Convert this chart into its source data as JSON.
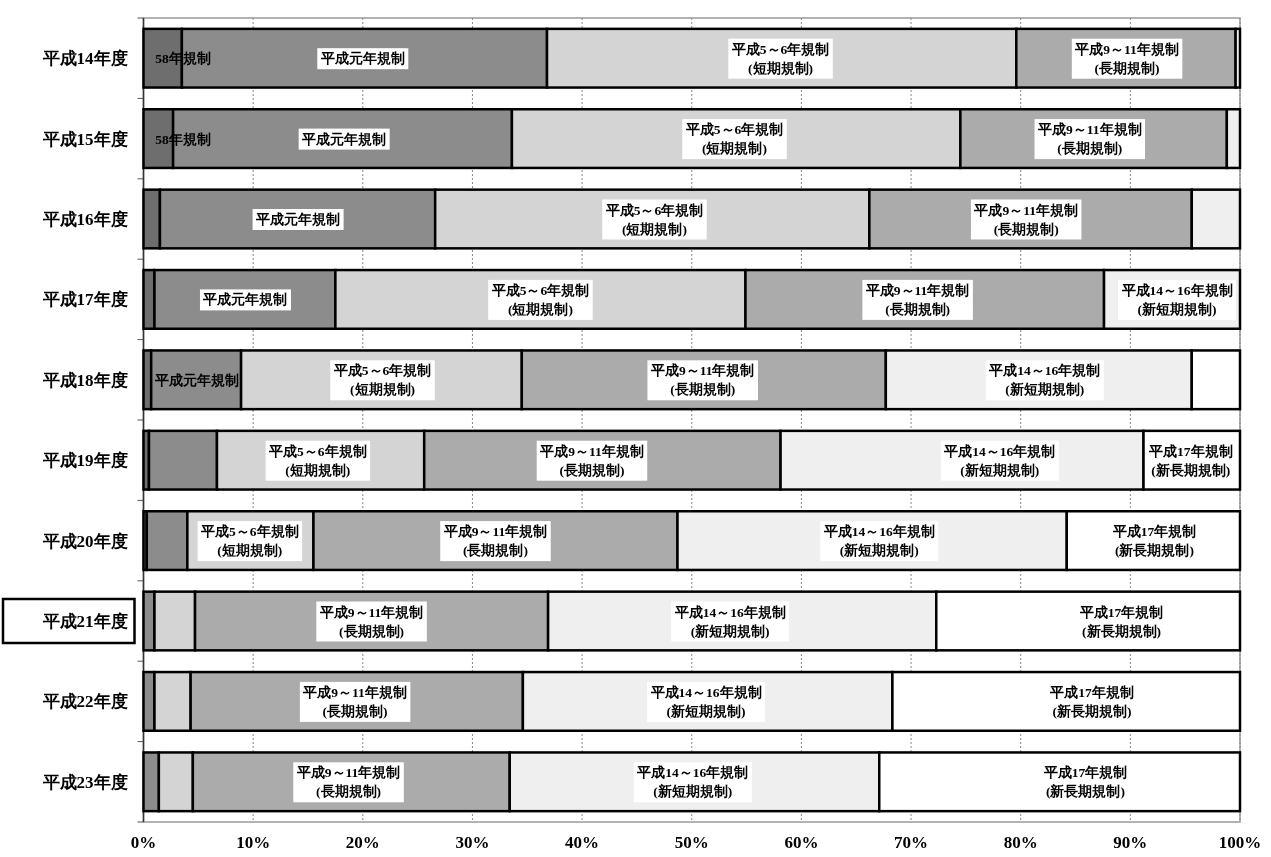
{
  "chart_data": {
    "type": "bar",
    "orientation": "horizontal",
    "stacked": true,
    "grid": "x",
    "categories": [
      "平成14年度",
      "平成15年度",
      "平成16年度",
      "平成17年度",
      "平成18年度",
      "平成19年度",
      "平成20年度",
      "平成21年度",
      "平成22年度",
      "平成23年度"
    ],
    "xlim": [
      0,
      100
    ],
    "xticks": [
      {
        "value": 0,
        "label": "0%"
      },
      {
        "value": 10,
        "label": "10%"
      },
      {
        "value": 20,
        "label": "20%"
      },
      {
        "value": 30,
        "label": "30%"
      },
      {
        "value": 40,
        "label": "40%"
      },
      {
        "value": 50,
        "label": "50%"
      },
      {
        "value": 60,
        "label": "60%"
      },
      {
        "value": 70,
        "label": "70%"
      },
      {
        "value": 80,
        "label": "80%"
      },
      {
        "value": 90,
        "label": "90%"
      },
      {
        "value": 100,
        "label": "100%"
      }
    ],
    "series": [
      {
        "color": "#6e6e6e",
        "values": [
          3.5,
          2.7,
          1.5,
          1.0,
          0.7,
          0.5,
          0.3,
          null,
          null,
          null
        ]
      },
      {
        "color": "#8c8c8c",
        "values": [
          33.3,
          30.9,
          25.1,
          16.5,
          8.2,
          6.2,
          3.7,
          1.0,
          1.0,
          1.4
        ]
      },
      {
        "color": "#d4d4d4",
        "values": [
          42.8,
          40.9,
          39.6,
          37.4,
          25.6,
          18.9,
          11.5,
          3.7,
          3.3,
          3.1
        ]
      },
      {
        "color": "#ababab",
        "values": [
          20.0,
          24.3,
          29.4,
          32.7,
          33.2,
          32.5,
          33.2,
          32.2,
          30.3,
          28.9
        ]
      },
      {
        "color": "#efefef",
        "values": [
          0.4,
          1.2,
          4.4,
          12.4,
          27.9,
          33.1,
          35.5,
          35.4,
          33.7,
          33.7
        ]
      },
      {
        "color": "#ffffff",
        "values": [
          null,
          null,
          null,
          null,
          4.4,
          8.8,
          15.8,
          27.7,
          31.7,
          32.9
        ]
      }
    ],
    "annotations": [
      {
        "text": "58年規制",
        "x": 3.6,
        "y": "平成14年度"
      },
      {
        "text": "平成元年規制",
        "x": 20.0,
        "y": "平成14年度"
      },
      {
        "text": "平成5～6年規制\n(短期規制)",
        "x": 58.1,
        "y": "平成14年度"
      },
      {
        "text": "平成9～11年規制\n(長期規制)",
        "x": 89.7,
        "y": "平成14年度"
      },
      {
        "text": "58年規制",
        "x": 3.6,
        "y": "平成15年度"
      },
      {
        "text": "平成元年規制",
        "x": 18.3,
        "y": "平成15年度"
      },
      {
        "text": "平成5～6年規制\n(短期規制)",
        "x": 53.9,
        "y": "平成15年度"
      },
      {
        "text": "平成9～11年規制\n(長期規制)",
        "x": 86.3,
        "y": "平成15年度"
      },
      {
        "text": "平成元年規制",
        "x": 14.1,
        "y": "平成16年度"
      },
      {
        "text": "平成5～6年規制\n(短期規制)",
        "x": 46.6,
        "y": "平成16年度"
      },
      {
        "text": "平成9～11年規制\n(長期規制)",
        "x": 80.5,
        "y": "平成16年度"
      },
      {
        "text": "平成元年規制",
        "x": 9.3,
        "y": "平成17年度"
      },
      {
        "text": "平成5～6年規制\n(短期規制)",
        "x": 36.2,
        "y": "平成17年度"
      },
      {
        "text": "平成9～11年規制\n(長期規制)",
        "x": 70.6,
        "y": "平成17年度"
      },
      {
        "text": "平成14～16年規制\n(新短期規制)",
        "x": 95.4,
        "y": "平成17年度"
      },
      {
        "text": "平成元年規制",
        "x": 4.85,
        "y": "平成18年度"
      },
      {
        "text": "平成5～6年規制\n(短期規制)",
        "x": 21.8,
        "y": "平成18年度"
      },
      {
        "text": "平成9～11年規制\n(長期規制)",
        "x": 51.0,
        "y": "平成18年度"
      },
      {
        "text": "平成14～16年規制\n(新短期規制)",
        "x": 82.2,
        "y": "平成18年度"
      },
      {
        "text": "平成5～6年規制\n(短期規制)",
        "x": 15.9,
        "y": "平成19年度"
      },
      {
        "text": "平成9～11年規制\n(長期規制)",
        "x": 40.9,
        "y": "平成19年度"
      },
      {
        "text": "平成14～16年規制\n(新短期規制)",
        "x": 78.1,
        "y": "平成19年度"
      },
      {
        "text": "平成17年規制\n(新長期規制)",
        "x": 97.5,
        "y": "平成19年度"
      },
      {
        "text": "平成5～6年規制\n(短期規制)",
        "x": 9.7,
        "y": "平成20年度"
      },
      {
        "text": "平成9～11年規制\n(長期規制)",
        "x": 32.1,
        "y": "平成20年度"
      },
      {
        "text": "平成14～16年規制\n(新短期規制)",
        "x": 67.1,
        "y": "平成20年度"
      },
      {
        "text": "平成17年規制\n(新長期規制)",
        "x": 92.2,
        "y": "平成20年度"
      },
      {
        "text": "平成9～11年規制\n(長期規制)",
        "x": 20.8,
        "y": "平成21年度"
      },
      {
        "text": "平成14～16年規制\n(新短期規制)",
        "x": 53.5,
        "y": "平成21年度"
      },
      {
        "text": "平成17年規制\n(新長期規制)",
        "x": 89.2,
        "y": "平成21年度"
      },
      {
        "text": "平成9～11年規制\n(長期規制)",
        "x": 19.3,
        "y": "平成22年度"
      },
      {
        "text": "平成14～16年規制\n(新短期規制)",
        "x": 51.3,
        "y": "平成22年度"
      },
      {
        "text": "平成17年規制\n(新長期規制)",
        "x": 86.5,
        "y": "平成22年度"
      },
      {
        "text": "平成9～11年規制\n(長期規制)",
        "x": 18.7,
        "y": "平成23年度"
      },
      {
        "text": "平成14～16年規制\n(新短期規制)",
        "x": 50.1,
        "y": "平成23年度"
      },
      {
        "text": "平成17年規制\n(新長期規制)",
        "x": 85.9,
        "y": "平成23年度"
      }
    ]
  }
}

• [WHAT IS EXPECTED]
Each entry above is to be written out again unchanged, apart from the pictures, which are left out.

• [SOLUTION TO THE PROBLEM]
Convert this chart into its source data as JSON.
{
  "chart_data": {
    "type": "bar",
    "orientation": "horizontal",
    "stacked": true,
    "grid": "x",
    "categories": [
      "平成14年度",
      "平成15年度",
      "平成16年度",
      "平成17年度",
      "平成18年度",
      "平成19年度",
      "平成20年度",
      "平成21年度",
      "平成22年度",
      "平成23年度"
    ],
    "xlim": [
      0,
      100
    ],
    "xticks": [
      {
        "value": 0,
        "label": "0%"
      },
      {
        "value": 10,
        "label": "10%"
      },
      {
        "value": 20,
        "label": "20%"
      },
      {
        "value": 30,
        "label": "30%"
      },
      {
        "value": 40,
        "label": "40%"
      },
      {
        "value": 50,
        "label": "50%"
      },
      {
        "value": 60,
        "label": "60%"
      },
      {
        "value": 70,
        "label": "70%"
      },
      {
        "value": 80,
        "label": "80%"
      },
      {
        "value": 90,
        "label": "90%"
      },
      {
        "value": 100,
        "label": "100%"
      }
    ],
    "series": [
      {
        "color": "#6e6e6e",
        "values": [
          3.5,
          2.7,
          1.5,
          1.0,
          0.7,
          0.5,
          0.3,
          null,
          null,
          null
        ]
      },
      {
        "color": "#8c8c8c",
        "values": [
          33.3,
          30.9,
          25.1,
          16.5,
          8.2,
          6.2,
          3.7,
          1.0,
          1.0,
          1.4
        ]
      },
      {
        "color": "#d4d4d4",
        "values": [
          42.8,
          40.9,
          39.6,
          37.4,
          25.6,
          18.9,
          11.5,
          3.7,
          3.3,
          3.1
        ]
      },
      {
        "color": "#ababab",
        "values": [
          20.0,
          24.3,
          29.4,
          32.7,
          33.2,
          32.5,
          33.2,
          32.2,
          30.3,
          28.9
        ]
      },
      {
        "color": "#efefef",
        "values": [
          0.4,
          1.2,
          4.4,
          12.4,
          27.9,
          33.1,
          35.5,
          35.4,
          33.7,
          33.7
        ]
      },
      {
        "color": "#ffffff",
        "values": [
          null,
          null,
          null,
          null,
          4.4,
          8.8,
          15.8,
          27.7,
          31.7,
          32.9
        ]
      }
    ],
    "annotations": [
      {
        "text": "58年規制",
        "x": 3.6,
        "y": "平成14年度"
      },
      {
        "text": "平成元年規制",
        "x": 20.0,
        "y": "平成14年度"
      },
      {
        "text": "平成5～6年規制\n(短期規制)",
        "x": 58.1,
        "y": "平成14年度"
      },
      {
        "text": "平成9～11年規制\n(長期規制)",
        "x": 89.7,
        "y": "平成14年度"
      },
      {
        "text": "58年規制",
        "x": 3.6,
        "y": "平成15年度"
      },
      {
        "text": "平成元年規制",
        "x": 18.3,
        "y": "平成15年度"
      },
      {
        "text": "平成5～6年規制\n(短期規制)",
        "x": 53.9,
        "y": "平成15年度"
      },
      {
        "text": "平成9～11年規制\n(長期規制)",
        "x": 86.3,
        "y": "平成15年度"
      },
      {
        "text": "平成元年規制",
        "x": 14.1,
        "y": "平成16年度"
      },
      {
        "text": "平成5～6年規制\n(短期規制)",
        "x": 46.6,
        "y": "平成16年度"
      },
      {
        "text": "平成9～11年規制\n(長期規制)",
        "x": 80.5,
        "y": "平成16年度"
      },
      {
        "text": "平成元年規制",
        "x": 9.3,
        "y": "平成17年度"
      },
      {
        "text": "平成5～6年規制\n(短期規制)",
        "x": 36.2,
        "y": "平成17年度"
      },
      {
        "text": "平成9～11年規制\n(長期規制)",
        "x": 70.6,
        "y": "平成17年度"
      },
      {
        "text": "平成14～16年規制\n(新短期規制)",
        "x": 95.4,
        "y": "平成17年度"
      },
      {
        "text": "平成元年規制",
        "x": 4.85,
        "y": "平成18年度"
      },
      {
        "text": "平成5～6年規制\n(短期規制)",
        "x": 21.8,
        "y": "平成18年度"
      },
      {
        "text": "平成9～11年規制\n(長期規制)",
        "x": 51.0,
        "y": "平成18年度"
      },
      {
        "text": "平成14～16年規制\n(新短期規制)",
        "x": 82.2,
        "y": "平成18年度"
      },
      {
        "text": "平成5～6年規制\n(短期規制)",
        "x": 15.9,
        "y": "平成19年度"
      },
      {
        "text": "平成9～11年規制\n(長期規制)",
        "x": 40.9,
        "y": "平成19年度"
      },
      {
        "text": "平成14～16年規制\n(新短期規制)",
        "x": 78.1,
        "y": "平成19年度"
      },
      {
        "text": "平成17年規制\n(新長期規制)",
        "x": 97.5,
        "y": "平成19年度"
      },
      {
        "text": "平成5～6年規制\n(短期規制)",
        "x": 9.7,
        "y": "平成20年度"
      },
      {
        "text": "平成9～11年規制\n(長期規制)",
        "x": 32.1,
        "y": "平成20年度"
      },
      {
        "text": "平成14～16年規制\n(新短期規制)",
        "x": 67.1,
        "y": "平成20年度"
      },
      {
        "text": "平成17年規制\n(新長期規制)",
        "x": 92.2,
        "y": "平成20年度"
      },
      {
        "text": "平成9～11年規制\n(長期規制)",
        "x": 20.8,
        "y": "平成21年度"
      },
      {
        "text": "平成14～16年規制\n(新短期規制)",
        "x": 53.5,
        "y": "平成21年度"
      },
      {
        "text": "平成17年規制\n(新長期規制)",
        "x": 89.2,
        "y": "平成21年度"
      },
      {
        "text": "平成9～11年規制\n(長期規制)",
        "x": 19.3,
        "y": "平成22年度"
      },
      {
        "text": "平成14～16年規制\n(新短期規制)",
        "x": 51.3,
        "y": "平成22年度"
      },
      {
        "text": "平成17年規制\n(新長期規制)",
        "x": 86.5,
        "y": "平成22年度"
      },
      {
        "text": "平成9～11年規制\n(長期規制)",
        "x": 18.7,
        "y": "平成23年度"
      },
      {
        "text": "平成14～16年規制\n(新短期規制)",
        "x": 50.1,
        "y": "平成23年度"
      },
      {
        "text": "平成17年規制\n(新長期規制)",
        "x": 85.9,
        "y": "平成23年度"
      }
    ]
  }
}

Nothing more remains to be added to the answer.